**Extrait du document**
====
Le 5 avril, malgré les difficultés de transports, des enseignants venus de nombreux établissements ont participé à une conférence sur le thème « Qu’est-ce qui motive à apprendre ? » animée par Philippe Korda au collège Boris Vian à Paris.

Découvrez les notions clés et études présentées à cette occasion.

Qu’est-ce qui motive à apprendre ? 

Catharine Cox dès 1926 s’est rendu compte que le quotient intellectuel à 10 ans ne déterminait pas la réussite à l’âge adulte, à l’inverse de la persévérance dans une discipline. Ces travaux novateurs ont été des années plus tard appuyés par les découvertes d’Anders Ericsson, qui a découvert en 1992 que le facteur qui prédisait l’atteinte de très hauts niveaux de compétences, dans différentes disciplines, n’était pas une quelconque prédisposition, mais bien l’accumulation de travail de perfectionnement. Aujourd’hui Angela Duckworth est parvenue à trouver que le « grit », qui est un mélange de passion et de persévérance, est un bien meilleur prédicteur de la réussite scolaire que le quotient intellectuel. Or, selon ses recherches, la passion est relativement courante, mais la persévérance beaucoup moins !
====
**Travail demandé**
1) Répondez brièvement à ces questions sur l'extrait consacré à la motivation à apprendre :
(a) Dans quel établissement s'est tenue la conférence du 5 avril ?
(b) En quelle année Anders Ericsson a-t-il fait sa découverte ?
(c) D'après les recherches d'Angela Duckworth, quelle composante du « grit » est beaucoup moins courante ?
2) Rédigez la suite de l'extrait sur la motivation à apprendre, à partir de l'endroit où il s'arrête.
Ces données ne sont pas nécessaires ici.

Données d'annotation de régions
====
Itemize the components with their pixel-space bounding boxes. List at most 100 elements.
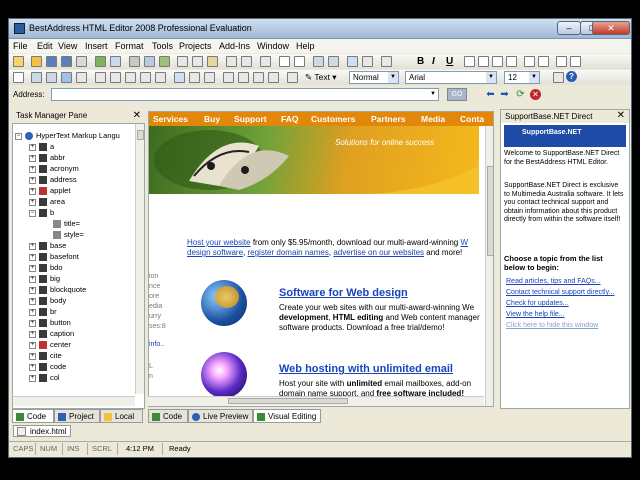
web-design-heading-link[interactable]: Software for Web design — [279, 287, 408, 299]
forward-arrow-icon[interactable]: ➡ — [499, 89, 510, 100]
italic-button[interactable]: I — [432, 56, 435, 67]
tree-item[interactable]: + button — [29, 317, 71, 328]
expand-icon[interactable]: + — [29, 165, 36, 173]
format-painter-icon[interactable] — [241, 56, 252, 67]
tree-root[interactable]: − HyperText Markup Langu — [15, 130, 120, 141]
tree-attr[interactable]: title= — [53, 218, 80, 229]
expand-icon[interactable]: + — [29, 352, 36, 360]
nav-partners[interactable]: Partners — [371, 114, 406, 124]
tree-scrollbar[interactable] — [135, 124, 144, 394]
nav-support[interactable]: Support — [234, 114, 267, 124]
frame-icon[interactable] — [174, 72, 185, 83]
tree-item[interactable]: − b — [29, 207, 54, 218]
web-design-link[interactable]: W — [460, 238, 468, 247]
web-hosting-heading-link[interactable]: Web hosting with unlimited email — [279, 363, 453, 375]
menu-projects[interactable]: Projects — [179, 41, 212, 51]
underline-button[interactable]: U — [446, 56, 453, 67]
read-articles-link[interactable]: Read articles, tips and FAQs... — [506, 278, 601, 285]
color-icon[interactable] — [553, 72, 564, 83]
checkbox-icon[interactable] — [110, 72, 121, 83]
tab-project[interactable]: Project — [54, 409, 100, 423]
publish-icon[interactable] — [95, 56, 106, 67]
minimize-button[interactable]: – — [557, 21, 581, 35]
close-button[interactable]: ✕ — [592, 21, 630, 35]
design-software-link[interactable]: design software — [187, 248, 243, 257]
nav-customers[interactable]: Customers — [311, 114, 355, 124]
align-left-icon[interactable] — [464, 56, 475, 67]
print-preview-icon[interactable] — [144, 56, 155, 67]
expand-icon[interactable]: + — [29, 297, 36, 305]
link-icon[interactable] — [226, 56, 237, 67]
document-tab[interactable]: index.html — [13, 425, 72, 437]
tab-live-preview[interactable]: Live Preview — [188, 409, 253, 423]
align-center-icon[interactable] — [478, 56, 489, 67]
expand-icon[interactable]: + — [29, 341, 36, 349]
grid-icon[interactable] — [46, 72, 57, 83]
expand-icon[interactable]: + — [29, 143, 36, 151]
select-icon[interactable] — [155, 72, 166, 83]
expand-icon[interactable]: + — [29, 308, 36, 316]
spellcheck-icon[interactable] — [159, 56, 170, 67]
fragment-link[interactable]: info.. — [149, 340, 166, 350]
form-icon[interactable] — [76, 72, 87, 83]
contact-support-link[interactable]: Contact technical support directly... — [506, 289, 614, 296]
tab-code[interactable]: Code — [12, 409, 54, 423]
check-icon[interactable] — [204, 72, 215, 83]
back-arrow-icon[interactable]: ⬅ — [485, 89, 496, 100]
expand-icon[interactable]: + — [29, 154, 36, 162]
collapse-icon[interactable]: − — [29, 209, 36, 217]
nav-contact[interactable]: Conta — [460, 114, 484, 124]
indent-icon[interactable] — [570, 56, 581, 67]
expand-icon[interactable]: + — [29, 286, 36, 294]
menu-file[interactable]: File — [13, 41, 28, 51]
cut-icon[interactable] — [177, 56, 188, 67]
options-icon[interactable] — [381, 56, 392, 67]
tree-item[interactable]: + a — [29, 141, 54, 152]
ftp-icon[interactable] — [110, 56, 121, 67]
tree-item[interactable]: + abbr — [29, 152, 65, 163]
expand-icon[interactable]: + — [29, 242, 36, 250]
outdent-icon[interactable] — [556, 56, 567, 67]
scroll-thumb[interactable] — [487, 166, 493, 256]
layer-icon[interactable] — [223, 72, 234, 83]
redo-icon[interactable] — [294, 56, 305, 67]
tree-item[interactable]: + bdo — [29, 262, 63, 273]
expand-icon[interactable]: + — [29, 275, 36, 283]
tree-hscrollbar[interactable] — [13, 396, 135, 406]
expand-icon[interactable]: + — [29, 374, 36, 382]
copy-icon[interactable] — [192, 56, 203, 67]
expand-icon[interactable]: + — [29, 363, 36, 371]
validate-icon[interactable] — [362, 56, 373, 67]
tree-item[interactable]: + area — [29, 196, 65, 207]
undo-icon[interactable] — [279, 56, 290, 67]
tree-attr[interactable]: style= — [53, 229, 84, 240]
align-right-icon[interactable] — [492, 56, 503, 67]
menu-edit[interactable]: Edit — [37, 41, 53, 51]
advertise-link[interactable]: advertise on our websites — [333, 248, 424, 257]
address-input[interactable]: ▼ — [51, 88, 439, 101]
marquee-icon[interactable] — [238, 72, 249, 83]
collapse-icon[interactable]: − — [15, 132, 22, 140]
nav-services[interactable]: Services — [153, 114, 188, 124]
replace-icon[interactable] — [328, 56, 339, 67]
tab-code-view[interactable]: Code — [148, 409, 188, 423]
special-char-icon[interactable] — [268, 72, 279, 83]
line-icon[interactable] — [287, 72, 298, 83]
scroll-thumb[interactable] — [228, 398, 348, 404]
tab-visual-editing[interactable]: Visual Editing — [253, 409, 321, 423]
expand-icon[interactable]: + — [29, 319, 36, 327]
expand-icon[interactable]: + — [29, 198, 36, 206]
menu-format[interactable]: Format — [115, 41, 144, 51]
stop-icon[interactable]: ✕ — [530, 89, 541, 100]
menu-view[interactable]: View — [58, 41, 77, 51]
tab-local[interactable]: Local — [100, 409, 143, 423]
tree-item[interactable]: + br — [29, 306, 57, 317]
menu-window[interactable]: Window — [257, 41, 289, 51]
input-icon[interactable] — [95, 72, 106, 83]
open-folder-icon[interactable] — [31, 56, 42, 67]
bold-button[interactable]: B — [417, 56, 424, 67]
tree-item[interactable]: + body — [29, 295, 66, 306]
tree-item[interactable]: + applet — [29, 185, 70, 196]
close-icon[interactable]: ✕ — [617, 110, 625, 121]
radio-icon[interactable] — [125, 72, 136, 83]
====
**Réponses**
1)
(a) Au collège Boris Vian, à Paris.
(b) En 1992.
(c) La persévérance.

2)
Walter Mischel est l’auteur de la fameuse expérience du marshmallow. En 1962, ce psychologue a étudié la volonté chez des enfants de 4 ans. Ils étaient assis face à un bonbon et l’expérimentateur leur disait que s’ils attendaient avant de le manger, ils pourraient en avoir un deuxième. Plusieurs années après, il a constaté que les enfants qui avaient fait preuve de volonté dès leurs 4 ans avaient eu un meilleur indice de masse corporelle et de meilleurs diplômes. Il en a donc déduit que ce qui détermine le succès scolaire, c’est avant tout la capacité de l’élève à contrôler ses impulsions. En effet, très vite les élèves doivent arbitrer entre une satisfaction hypothétique et à long terme (obtenir de bons résultats scolaires) et une satisfaction certaine et immédiate (bavarder ou jouer par exemple).
La question qui nous occupe ici est donc la persévérance scolaire. Quels sont les différents leviers de la motivation des élèves à apprendre ?

1. Le groupe
Selon les travaux de Kurt Lewin, l’élève est inséré dans de nombreux groupes comme la classe ou la famille qui exercent sur lui une « pression informationnelle » et une « pression de conformité » dont il n’est absolument pas conscient ».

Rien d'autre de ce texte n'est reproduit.